The records that follow need to be output exactly as they are.

→ **Material for this task**
★ ★ ★ ★ ★ ★ ★

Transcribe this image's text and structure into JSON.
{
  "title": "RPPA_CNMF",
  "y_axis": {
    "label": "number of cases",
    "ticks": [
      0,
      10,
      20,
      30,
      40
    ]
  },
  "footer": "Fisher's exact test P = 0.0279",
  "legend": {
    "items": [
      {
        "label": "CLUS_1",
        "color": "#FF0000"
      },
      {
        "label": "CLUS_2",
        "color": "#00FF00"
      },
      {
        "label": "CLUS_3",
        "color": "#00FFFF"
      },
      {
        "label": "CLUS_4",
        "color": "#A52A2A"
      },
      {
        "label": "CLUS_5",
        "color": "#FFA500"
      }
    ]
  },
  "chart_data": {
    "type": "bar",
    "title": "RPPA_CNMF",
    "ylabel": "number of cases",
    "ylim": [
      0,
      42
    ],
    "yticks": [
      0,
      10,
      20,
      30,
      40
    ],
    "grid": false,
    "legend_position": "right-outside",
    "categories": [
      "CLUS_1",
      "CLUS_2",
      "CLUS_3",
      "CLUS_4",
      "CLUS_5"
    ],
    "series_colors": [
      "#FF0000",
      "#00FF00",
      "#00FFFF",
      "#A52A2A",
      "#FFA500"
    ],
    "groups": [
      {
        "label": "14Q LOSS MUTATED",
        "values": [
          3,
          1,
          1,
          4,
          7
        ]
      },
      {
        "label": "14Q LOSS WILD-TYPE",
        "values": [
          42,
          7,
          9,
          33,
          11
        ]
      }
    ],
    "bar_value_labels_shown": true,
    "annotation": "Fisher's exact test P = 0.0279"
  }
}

★ ★ ★ ★ ★ ★ ★

→ **Completed exercise**
Transcribe this image's text and structure into JSON.
{
  "title": "RPPA_CNMF",
  "y_axis": {
    "label": "number of cases",
    "ticks": [
      0,
      10,
      20,
      30,
      40
    ]
  },
  "footer": "Fisher's exact test P = 0.0279",
  "legend": {
    "items": [
      {
        "label": "CLUS_1",
        "color": "#FF0000"
      },
      {
        "label": "CLUS_2",
        "color": "#00FF00"
      },
      {
        "label": "CLUS_3",
        "color": "#00FFFF"
      },
      {
        "label": "CLUS_4",
        "color": "#A52A2A"
      },
      {
        "label": "CLUS_5",
        "color": "#FFA500"
      }
    ]
  },
  "chart_data": {
    "type": "bar",
    "title": "RPPA_CNMF",
    "ylabel": "number of cases",
    "ylim": [
      0,
      42
    ],
    "yticks": [
      0,
      10,
      20,
      30,
      40
    ],
    "grid": false,
    "legend_position": "right-outside",
    "categories": [
      "CLUS_1",
      "CLUS_2",
      "CLUS_3",
      "CLUS_4",
      "CLUS_5"
    ],
    "series_colors": [
      "#FF0000",
      "#00FF00",
      "#00FFFF",
      "#A52A2A",
      "#FFA500"
    ],
    "groups": [
      {
        "label": "14Q LOSS MUTATED",
        "values": [
          3,
          1,
          1,
          4,
          7
        ]
      },
      {
        "label": "14Q LOSS WILD-TYPE",
        "values": [
          42,
          7,
          9,
          33,
          11
        ]
      }
    ],
    "bar_value_labels_shown": true,
    "annotation": "Fisher's exact test P = 0.0279"
  }
}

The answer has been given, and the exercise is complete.